## EXERCISE DETAILS
Select, from the data, each line where "greeting" occurs.

## RECORD EXCERPTS
——————————

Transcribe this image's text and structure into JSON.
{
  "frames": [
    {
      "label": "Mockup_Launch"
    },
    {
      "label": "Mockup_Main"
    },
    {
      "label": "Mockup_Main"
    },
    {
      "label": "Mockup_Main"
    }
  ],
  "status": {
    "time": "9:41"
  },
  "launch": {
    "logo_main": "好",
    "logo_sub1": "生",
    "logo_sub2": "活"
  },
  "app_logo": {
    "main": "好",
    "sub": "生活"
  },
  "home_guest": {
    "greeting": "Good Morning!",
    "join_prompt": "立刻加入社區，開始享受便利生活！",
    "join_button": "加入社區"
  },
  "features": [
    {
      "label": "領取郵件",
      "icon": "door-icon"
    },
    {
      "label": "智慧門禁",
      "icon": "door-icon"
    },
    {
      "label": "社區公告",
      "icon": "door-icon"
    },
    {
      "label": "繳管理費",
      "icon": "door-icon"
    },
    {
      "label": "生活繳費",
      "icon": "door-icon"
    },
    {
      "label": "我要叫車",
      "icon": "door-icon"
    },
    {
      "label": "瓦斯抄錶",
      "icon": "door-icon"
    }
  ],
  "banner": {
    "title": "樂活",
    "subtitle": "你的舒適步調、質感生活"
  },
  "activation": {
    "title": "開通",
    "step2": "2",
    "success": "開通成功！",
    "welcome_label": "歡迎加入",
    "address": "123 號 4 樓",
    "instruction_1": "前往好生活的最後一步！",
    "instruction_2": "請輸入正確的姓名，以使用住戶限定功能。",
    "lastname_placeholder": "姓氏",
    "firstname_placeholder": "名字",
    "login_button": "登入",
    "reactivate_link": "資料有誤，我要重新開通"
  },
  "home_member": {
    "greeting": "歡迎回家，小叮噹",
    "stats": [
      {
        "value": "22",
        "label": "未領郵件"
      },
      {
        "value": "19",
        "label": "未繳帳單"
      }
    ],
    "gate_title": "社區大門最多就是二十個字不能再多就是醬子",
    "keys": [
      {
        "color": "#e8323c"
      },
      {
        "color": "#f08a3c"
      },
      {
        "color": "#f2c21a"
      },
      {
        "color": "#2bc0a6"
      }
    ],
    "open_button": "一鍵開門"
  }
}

——————————

## TASK RESULT
    "greeting": "Good Morning!",
    "greeting": "歡迎回家，小叮噹",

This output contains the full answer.